*What needs to be done*: Each entry in the listing below should be restated word for word.
•••
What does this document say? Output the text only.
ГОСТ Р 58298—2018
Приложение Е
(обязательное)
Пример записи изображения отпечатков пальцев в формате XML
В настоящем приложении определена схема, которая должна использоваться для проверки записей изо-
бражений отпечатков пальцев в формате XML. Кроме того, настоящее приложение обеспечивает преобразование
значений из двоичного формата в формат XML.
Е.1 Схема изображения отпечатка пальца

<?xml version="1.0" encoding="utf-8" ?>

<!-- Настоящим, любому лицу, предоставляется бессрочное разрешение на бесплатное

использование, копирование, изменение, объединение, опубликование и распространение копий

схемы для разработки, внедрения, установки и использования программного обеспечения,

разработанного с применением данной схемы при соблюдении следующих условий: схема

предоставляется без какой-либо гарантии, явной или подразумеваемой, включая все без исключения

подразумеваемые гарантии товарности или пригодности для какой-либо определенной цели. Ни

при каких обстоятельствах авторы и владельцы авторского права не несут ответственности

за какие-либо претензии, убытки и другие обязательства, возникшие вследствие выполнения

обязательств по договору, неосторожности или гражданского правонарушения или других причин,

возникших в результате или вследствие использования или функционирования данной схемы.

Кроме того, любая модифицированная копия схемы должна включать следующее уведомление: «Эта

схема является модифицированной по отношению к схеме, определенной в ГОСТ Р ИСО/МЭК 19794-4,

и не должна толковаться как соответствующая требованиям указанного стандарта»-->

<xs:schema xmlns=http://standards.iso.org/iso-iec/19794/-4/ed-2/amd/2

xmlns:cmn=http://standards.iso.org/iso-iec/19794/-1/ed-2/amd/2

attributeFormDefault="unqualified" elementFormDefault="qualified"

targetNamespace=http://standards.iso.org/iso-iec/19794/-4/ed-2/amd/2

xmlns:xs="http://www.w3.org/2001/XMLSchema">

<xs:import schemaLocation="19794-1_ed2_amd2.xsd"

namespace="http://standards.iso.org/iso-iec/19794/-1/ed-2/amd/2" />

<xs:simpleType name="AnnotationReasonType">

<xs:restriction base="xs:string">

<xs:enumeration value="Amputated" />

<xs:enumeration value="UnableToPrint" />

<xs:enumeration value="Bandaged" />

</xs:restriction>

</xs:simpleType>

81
•••
*Final result*:
What does this document say? Output the text only.
ГОСТ Р 58298—2018
Приложение Е
(обязательное)
Пример записи изображения отпечатков пальцев в формате XML
В настоящем приложении определена схема, которая должна использоваться для проверки записей изо-
бражений отпечатков пальцев в формате XML. Кроме того, настоящее приложение обеспечивает преобразование
значений из двоичного формата в формат XML.
Е.1 Схема изображения отпечатка пальца

<?xml version="1.0" encoding="utf-8" ?>

<!-- Настоящим, любому лицу, предоставляется бессрочное разрешение на бесплатное

использование, копирование, изменение, объединение, опубликование и распространение копий

схемы для разработки, внедрения, установки и использования программного обеспечения,

разработанного с применением данной схемы при соблюдении следующих условий: схема

предоставляется без какой-либо гарантии, явной или подразумеваемой, включая все без исключения

подразумеваемые гарантии товарности или пригодности для какой-либо определенной цели. Ни

при каких обстоятельствах авторы и владельцы авторского права не несут ответственности

за какие-либо претензии, убытки и другие обязательства, возникшие вследствие выполнения

обязательств по договору, неосторожности или гражданского правонарушения или других причин,

возникших в результате или вследствие использования или функционирования данной схемы.

Кроме того, любая модифицированная копия схемы должна включать следующее уведомление: «Эта

схема является модифицированной по отношению к схеме, определенной в ГОСТ Р ИСО/МЭК 19794-4,

и не должна толковаться как соответствующая требованиям указанного стандарта»-->

<xs:schema xmlns=http://standards.iso.org/iso-iec/19794/-4/ed-2/amd/2

xmlns:cmn=http://standards.iso.org/iso-iec/19794/-1/ed-2/amd/2

attributeFormDefault="unqualified" elementFormDefault="qualified"

targetNamespace=http://standards.iso.org/iso-iec/19794/-4/ed-2/amd/2

xmlns:xs="http://www.w3.org/2001/XMLSchema">

<xs:import schemaLocation="19794-1_ed2_amd2.xsd"

namespace="http://standards.iso.org/iso-iec/19794/-1/ed-2/amd/2" />

<xs:simpleType name="AnnotationReasonType">

<xs:restriction base="xs:string">

<xs:enumeration value="Amputated" />

<xs:enumeration value="UnableToPrint" />

<xs:enumeration value="Bandaged" />

</xs:restriction>

</xs:simpleType>

81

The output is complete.